**Exercise:** Repeat all the records exactly, omitting pictures.
▬▬▬▬▬▬
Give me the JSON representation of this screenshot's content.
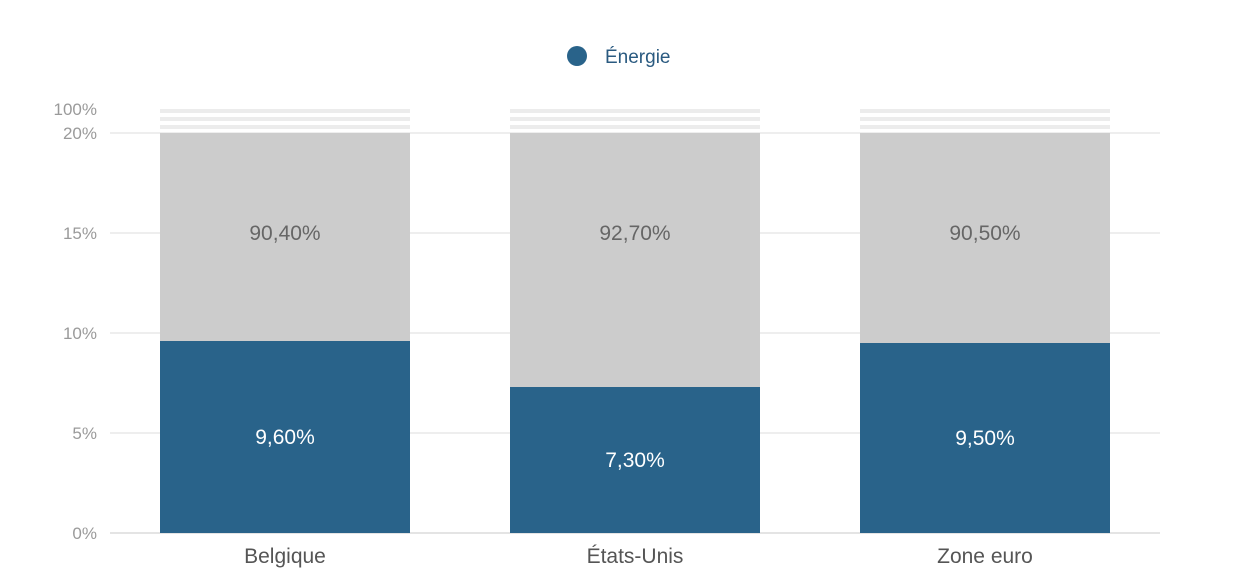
{
  "chart_data": {
    "type": "bar",
    "stacked": true,
    "categories": [
      "Belgique",
      "États-Unis",
      "Zone euro"
    ],
    "series": [
      {
        "name": "Énergie",
        "values": [
          9.6,
          7.3,
          9.5
        ],
        "labels": [
          "9,60%",
          "7,30%",
          "9,50%"
        ],
        "color": "#29638a"
      },
      {
        "values": [
          90.4,
          92.7,
          90.5
        ],
        "labels": [
          "90,40%",
          "92,70%",
          "90,50%"
        ],
        "color": "#cccccc"
      }
    ],
    "y_ticks": [
      {
        "value": 0,
        "label": "0%"
      },
      {
        "value": 5,
        "label": "5%"
      },
      {
        "value": 10,
        "label": "10%"
      },
      {
        "value": 15,
        "label": "15%"
      },
      {
        "value": 20,
        "label": "20%"
      },
      {
        "value": 100,
        "label": "100%"
      }
    ],
    "ylim": [
      0,
      100
    ],
    "axis_break": [
      20,
      100
    ],
    "legend": {
      "position": "top-center",
      "entries": [
        "Énergie"
      ]
    },
    "grid": true
  }
}
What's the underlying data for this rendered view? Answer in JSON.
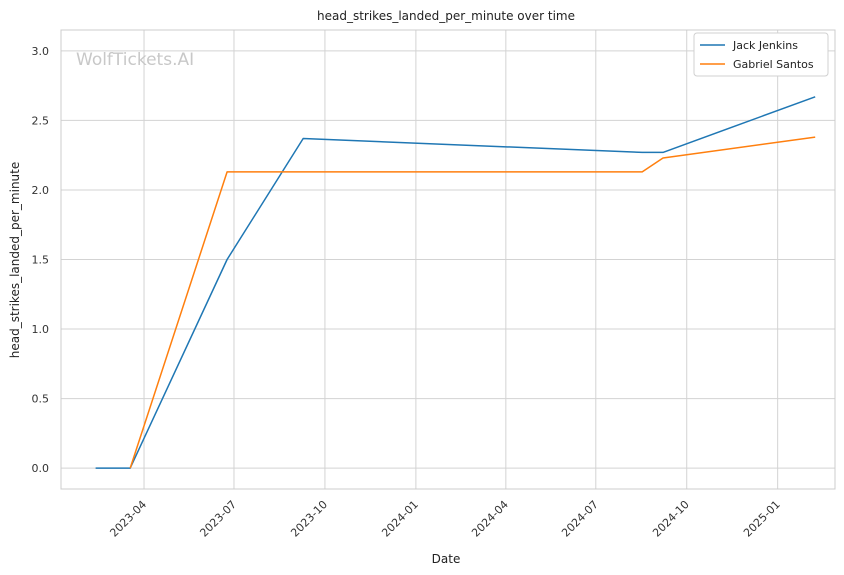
{
  "chart_data": {
    "type": "line",
    "title": "head_strikes_landed_per_minute over time",
    "xlabel": "Date",
    "ylabel": "head_strikes_landed_per_minute",
    "watermark": "WolfTickets.AI",
    "xlim": [
      "2023-01-07",
      "2025-02-28"
    ],
    "ylim": [
      -0.15,
      3.15
    ],
    "x_ticks": [
      "2023-04",
      "2023-07",
      "2023-10",
      "2024-01",
      "2024-04",
      "2024-07",
      "2024-10",
      "2025-01"
    ],
    "y_ticks": [
      0.0,
      0.5,
      1.0,
      1.5,
      2.0,
      2.5,
      3.0
    ],
    "y_tick_labels": [
      "0.0",
      "0.5",
      "1.0",
      "1.5",
      "2.0",
      "2.5",
      "3.0"
    ],
    "grid": true,
    "legend_position": "top-right",
    "colors": {
      "series_1": "#1f77b4",
      "series_2": "#ff7f0e",
      "grid": "#d3d3d3",
      "axes": "#cccccc"
    },
    "series": [
      {
        "name": "Jack Jenkins",
        "x": [
          "2023-02-11",
          "2023-03-18",
          "2023-06-24",
          "2023-09-09",
          "2024-08-17",
          "2024-09-07",
          "2025-02-08"
        ],
        "y": [
          0.0,
          0.0,
          1.5,
          2.37,
          2.27,
          2.27,
          2.67
        ]
      },
      {
        "name": "Gabriel Santos",
        "x": [
          "2023-03-18",
          "2023-06-24",
          "2024-08-17",
          "2024-09-07",
          "2025-02-08"
        ],
        "y": [
          0.0,
          2.13,
          2.13,
          2.23,
          2.38
        ]
      }
    ]
  }
}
▬▬▬▬▬▬
**The result:**
Give me the JSON representation of this screenshot's content.
{
  "chart_data": {
    "type": "bar",
    "stacked": true,
    "categories": [
      "Belgique",
      "États-Unis",
      "Zone euro"
    ],
    "series": [
      {
        "name": "Énergie",
        "values": [
          9.6,
          7.3,
          9.5
        ],
        "labels": [
          "9,60%",
          "7,30%",
          "9,50%"
        ],
        "color": "#29638a"
      },
      {
        "values": [
          90.4,
          92.7,
          90.5
        ],
        "labels": [
          "90,40%",
          "92,70%",
          "90,50%"
        ],
        "color": "#cccccc"
      }
    ],
    "y_ticks": [
      {
        "value": 0,
        "label": "0%"
      },
      {
        "value": 5,
        "label": "5%"
      },
      {
        "value": 10,
        "label": "10%"
      },
      {
        "value": 15,
        "label": "15%"
      },
      {
        "value": 20,
        "label": "20%"
      },
      {
        "value": 100,
        "label": "100%"
      }
    ],
    "ylim": [
      0,
      100
    ],
    "axis_break": [
      20,
      100
    ],
    "legend": {
      "position": "top-center",
      "entries": [
        "Énergie"
      ]
    },
    "grid": true
  }
}
What's the underlying data for this rendered view? Answer in JSON.
{
  "chart_data": {
    "type": "line",
    "title": "head_strikes_landed_per_minute over time",
    "xlabel": "Date",
    "ylabel": "head_strikes_landed_per_minute",
    "watermark": "WolfTickets.AI",
    "xlim": [
      "2023-01-07",
      "2025-02-28"
    ],
    "ylim": [
      -0.15,
      3.15
    ],
    "x_ticks": [
      "2023-04",
      "2023-07",
      "2023-10",
      "2024-01",
      "2024-04",
      "2024-07",
      "2024-10",
      "2025-01"
    ],
    "y_ticks": [
      0.0,
      0.5,
      1.0,
      1.5,
      2.0,
      2.5,
      3.0
    ],
    "y_tick_labels": [
      "0.0",
      "0.5",
      "1.0",
      "1.5",
      "2.0",
      "2.5",
      "3.0"
    ],
    "grid": true,
    "legend_position": "top-right",
    "colors": {
      "series_1": "#1f77b4",
      "series_2": "#ff7f0e",
      "grid": "#d3d3d3",
      "axes": "#cccccc"
    },
    "series": [
      {
        "name": "Jack Jenkins",
        "x": [
          "2023-02-11",
          "2023-03-18",
          "2023-06-24",
          "2023-09-09",
          "2024-08-17",
          "2024-09-07",
          "2025-02-08"
        ],
        "y": [
          0.0,
          0.0,
          1.5,
          2.37,
          2.27,
          2.27,
          2.67
        ]
      },
      {
        "name": "Gabriel Santos",
        "x": [
          "2023-03-18",
          "2023-06-24",
          "2024-08-17",
          "2024-09-07",
          "2025-02-08"
        ],
        "y": [
          0.0,
          2.13,
          2.13,
          2.23,
          2.38
        ]
      }
    ]
  }
}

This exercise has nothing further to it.